**What the task asks**
Scan the data. Collect each line that contains the word "einmal".

**Data excerpts**
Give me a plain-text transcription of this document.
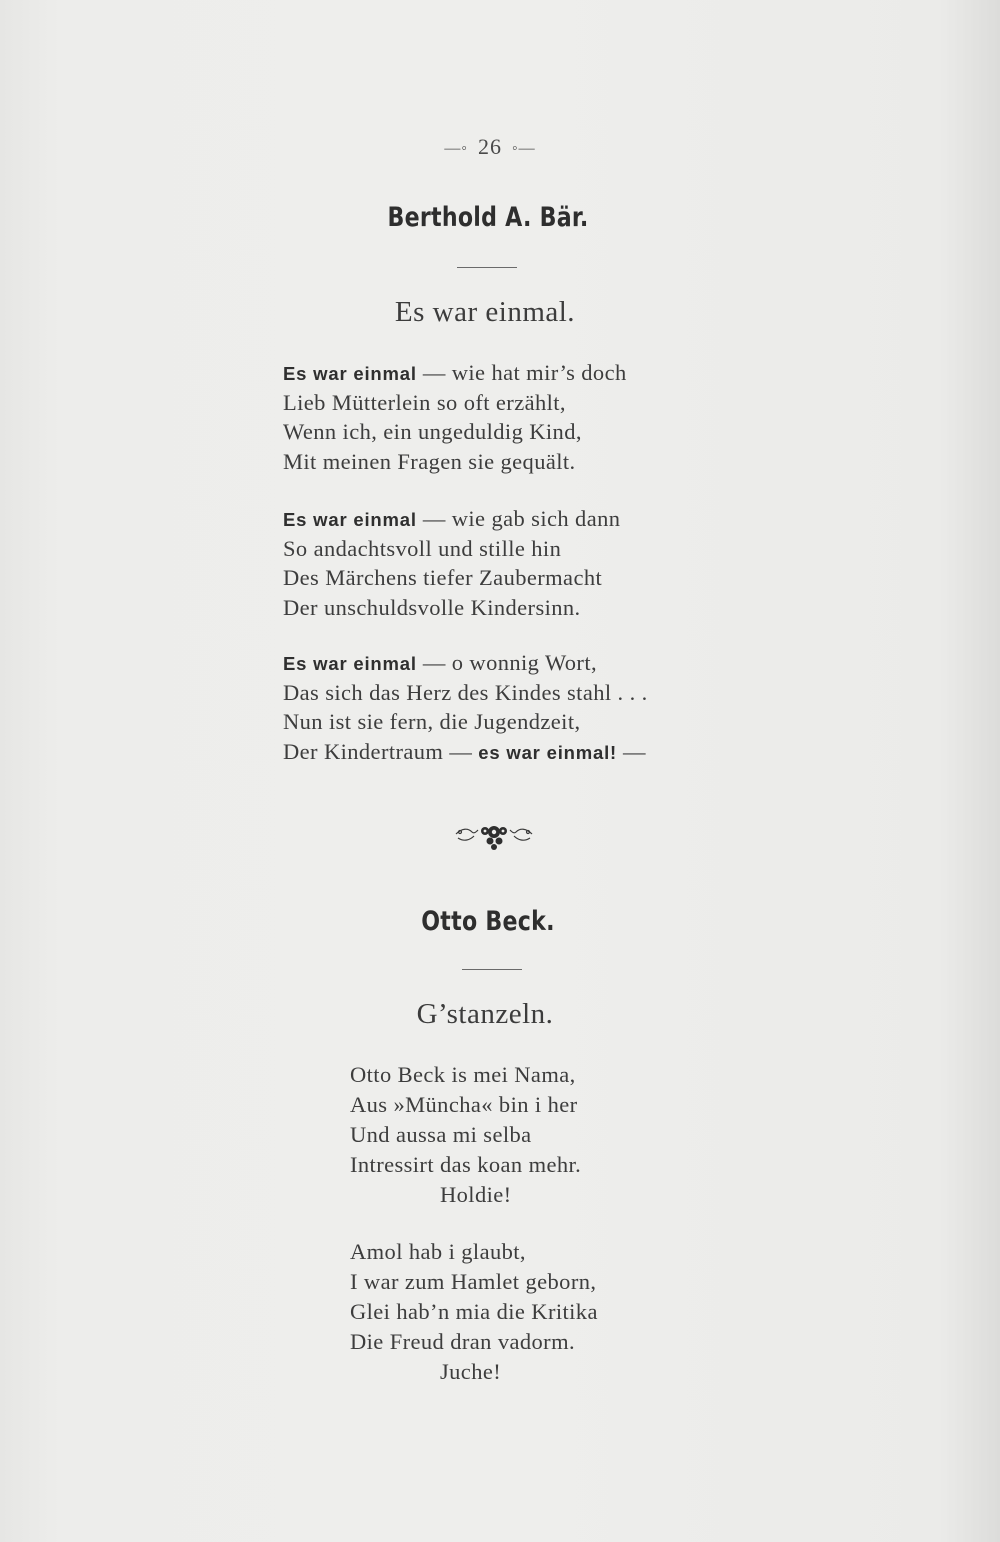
—◦ 26 ◦—
Berthold A. Bär.
Es war einmal.
Es war einmal — wie hat mir’s doch
Lieb Mütterlein so oft erzählt,
Wenn ich, ein ungeduldig Kind,
Mit meinen Fragen sie gequält.
Es war einmal — wie gab sich dann
So andachtsvoll und stille hin
Des Märchens tiefer Zaubermacht
Der unschuldsvolle Kindersinn.
Es war einmal — o wonnig Wort,
Das sich das Herz des Kindes stahl . . .
Nun ist sie fern, die Jugendzeit,
Der Kindertraum — es war einmal! —
Otto Beck.
G’stanzeln.
Otto Beck is mei Nama,
Aus »Müncha« bin i her
Und aussa mi selba
Intressirt das koan mehr.
Holdie!
Amol hab i glaubt,
I war zum Hamlet geborn,
Glei hab’n mia die Kritika
Die Freud dran vadorm.
Juche!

**Response**
Es war einmal.
Es war einmal — wie hat mir’s doch
Es war einmal — wie gab sich dann
Es war einmal — o wonnig Wort,
Der Kindertraum — es war einmal! —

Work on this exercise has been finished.